▶ What the task requires
Records follow. Select each line holding "xlabel".

• • • • • • •

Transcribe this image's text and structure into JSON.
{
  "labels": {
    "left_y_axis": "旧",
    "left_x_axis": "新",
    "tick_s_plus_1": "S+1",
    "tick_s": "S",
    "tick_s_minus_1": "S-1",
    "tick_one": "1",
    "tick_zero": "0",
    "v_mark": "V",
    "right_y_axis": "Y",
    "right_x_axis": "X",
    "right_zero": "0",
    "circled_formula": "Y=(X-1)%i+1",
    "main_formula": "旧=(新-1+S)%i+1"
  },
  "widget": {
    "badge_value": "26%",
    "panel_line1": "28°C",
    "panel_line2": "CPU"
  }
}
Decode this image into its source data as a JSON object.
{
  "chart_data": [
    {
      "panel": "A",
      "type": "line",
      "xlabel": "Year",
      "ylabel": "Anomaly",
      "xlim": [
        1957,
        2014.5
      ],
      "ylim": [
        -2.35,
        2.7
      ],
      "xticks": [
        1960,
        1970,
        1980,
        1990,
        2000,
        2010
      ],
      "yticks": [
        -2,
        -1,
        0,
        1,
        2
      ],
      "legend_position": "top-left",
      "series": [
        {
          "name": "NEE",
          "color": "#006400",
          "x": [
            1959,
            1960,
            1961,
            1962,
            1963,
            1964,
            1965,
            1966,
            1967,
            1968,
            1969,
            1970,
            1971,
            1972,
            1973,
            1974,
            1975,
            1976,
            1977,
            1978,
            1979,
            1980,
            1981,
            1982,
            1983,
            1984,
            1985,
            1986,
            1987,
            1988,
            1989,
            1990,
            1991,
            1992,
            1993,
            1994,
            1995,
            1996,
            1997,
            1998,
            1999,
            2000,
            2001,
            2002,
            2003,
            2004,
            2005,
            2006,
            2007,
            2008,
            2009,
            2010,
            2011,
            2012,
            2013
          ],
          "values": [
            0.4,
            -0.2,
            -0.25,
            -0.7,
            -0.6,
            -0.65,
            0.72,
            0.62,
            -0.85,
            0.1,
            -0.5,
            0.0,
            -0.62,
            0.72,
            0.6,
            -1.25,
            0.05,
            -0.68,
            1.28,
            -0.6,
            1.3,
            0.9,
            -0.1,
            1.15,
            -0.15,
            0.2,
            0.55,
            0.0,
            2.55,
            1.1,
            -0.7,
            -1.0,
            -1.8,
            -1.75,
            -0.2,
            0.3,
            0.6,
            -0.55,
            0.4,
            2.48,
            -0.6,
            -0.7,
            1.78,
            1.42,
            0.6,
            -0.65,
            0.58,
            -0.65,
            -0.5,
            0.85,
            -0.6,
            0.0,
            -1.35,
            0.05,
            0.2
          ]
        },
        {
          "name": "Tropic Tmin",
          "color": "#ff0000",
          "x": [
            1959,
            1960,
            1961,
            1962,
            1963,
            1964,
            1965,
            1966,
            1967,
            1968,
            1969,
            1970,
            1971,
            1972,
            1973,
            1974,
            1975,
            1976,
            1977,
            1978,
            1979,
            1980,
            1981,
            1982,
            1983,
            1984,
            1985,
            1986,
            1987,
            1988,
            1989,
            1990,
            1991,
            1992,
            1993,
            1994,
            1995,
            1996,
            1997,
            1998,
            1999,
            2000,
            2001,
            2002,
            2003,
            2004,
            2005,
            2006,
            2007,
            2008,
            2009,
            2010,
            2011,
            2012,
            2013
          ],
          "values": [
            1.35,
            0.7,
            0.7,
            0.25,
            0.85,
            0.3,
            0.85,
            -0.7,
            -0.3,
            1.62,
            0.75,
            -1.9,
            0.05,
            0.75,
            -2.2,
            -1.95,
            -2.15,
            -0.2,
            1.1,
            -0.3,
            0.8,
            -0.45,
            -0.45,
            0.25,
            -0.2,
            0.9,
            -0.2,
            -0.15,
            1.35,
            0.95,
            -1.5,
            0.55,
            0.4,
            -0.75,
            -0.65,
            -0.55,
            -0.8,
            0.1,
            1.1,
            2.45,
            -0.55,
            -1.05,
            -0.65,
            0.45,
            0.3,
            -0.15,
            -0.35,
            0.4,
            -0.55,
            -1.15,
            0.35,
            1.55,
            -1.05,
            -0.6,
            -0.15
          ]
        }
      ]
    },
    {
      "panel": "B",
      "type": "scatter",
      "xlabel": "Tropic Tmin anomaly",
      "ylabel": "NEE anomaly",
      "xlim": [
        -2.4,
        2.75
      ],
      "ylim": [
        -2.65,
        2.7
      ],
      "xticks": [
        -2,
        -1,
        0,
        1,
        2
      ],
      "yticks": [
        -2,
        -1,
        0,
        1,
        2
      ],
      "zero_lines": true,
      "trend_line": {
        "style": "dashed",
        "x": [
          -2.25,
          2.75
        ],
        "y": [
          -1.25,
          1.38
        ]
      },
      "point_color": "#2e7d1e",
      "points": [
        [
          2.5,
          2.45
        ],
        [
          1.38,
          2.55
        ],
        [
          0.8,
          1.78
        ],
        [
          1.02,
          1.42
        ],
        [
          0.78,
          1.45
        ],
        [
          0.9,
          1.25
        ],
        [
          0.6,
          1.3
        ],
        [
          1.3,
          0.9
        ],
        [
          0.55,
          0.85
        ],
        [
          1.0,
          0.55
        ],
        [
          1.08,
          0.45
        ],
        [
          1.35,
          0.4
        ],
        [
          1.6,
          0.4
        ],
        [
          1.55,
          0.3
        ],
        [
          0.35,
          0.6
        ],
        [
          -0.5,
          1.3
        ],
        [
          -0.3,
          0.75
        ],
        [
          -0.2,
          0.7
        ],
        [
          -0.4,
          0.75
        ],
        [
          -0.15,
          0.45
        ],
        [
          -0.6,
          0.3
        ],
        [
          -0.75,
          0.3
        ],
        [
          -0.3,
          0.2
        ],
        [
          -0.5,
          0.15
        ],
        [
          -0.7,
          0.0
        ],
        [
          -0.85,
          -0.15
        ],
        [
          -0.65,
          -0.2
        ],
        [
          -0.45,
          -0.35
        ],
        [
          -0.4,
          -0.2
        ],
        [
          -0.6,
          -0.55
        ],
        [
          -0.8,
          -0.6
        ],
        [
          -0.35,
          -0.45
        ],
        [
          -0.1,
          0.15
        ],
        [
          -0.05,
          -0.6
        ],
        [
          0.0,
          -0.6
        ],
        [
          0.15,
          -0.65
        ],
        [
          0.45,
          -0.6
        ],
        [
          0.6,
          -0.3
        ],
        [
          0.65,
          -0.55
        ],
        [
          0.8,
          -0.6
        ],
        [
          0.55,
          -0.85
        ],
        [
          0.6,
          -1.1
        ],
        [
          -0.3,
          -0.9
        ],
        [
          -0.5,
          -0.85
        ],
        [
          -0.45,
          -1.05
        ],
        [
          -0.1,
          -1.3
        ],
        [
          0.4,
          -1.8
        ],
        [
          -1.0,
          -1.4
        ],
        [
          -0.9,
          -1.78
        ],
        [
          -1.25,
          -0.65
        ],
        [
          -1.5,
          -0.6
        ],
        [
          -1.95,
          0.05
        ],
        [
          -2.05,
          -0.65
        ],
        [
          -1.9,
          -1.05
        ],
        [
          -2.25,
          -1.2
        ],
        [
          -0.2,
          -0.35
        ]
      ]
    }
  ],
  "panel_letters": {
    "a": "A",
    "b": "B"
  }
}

• • • • • • •

▶ Result of this task
      "xlabel": "Year",
      "xlabel": "Tropic Tmin anomaly",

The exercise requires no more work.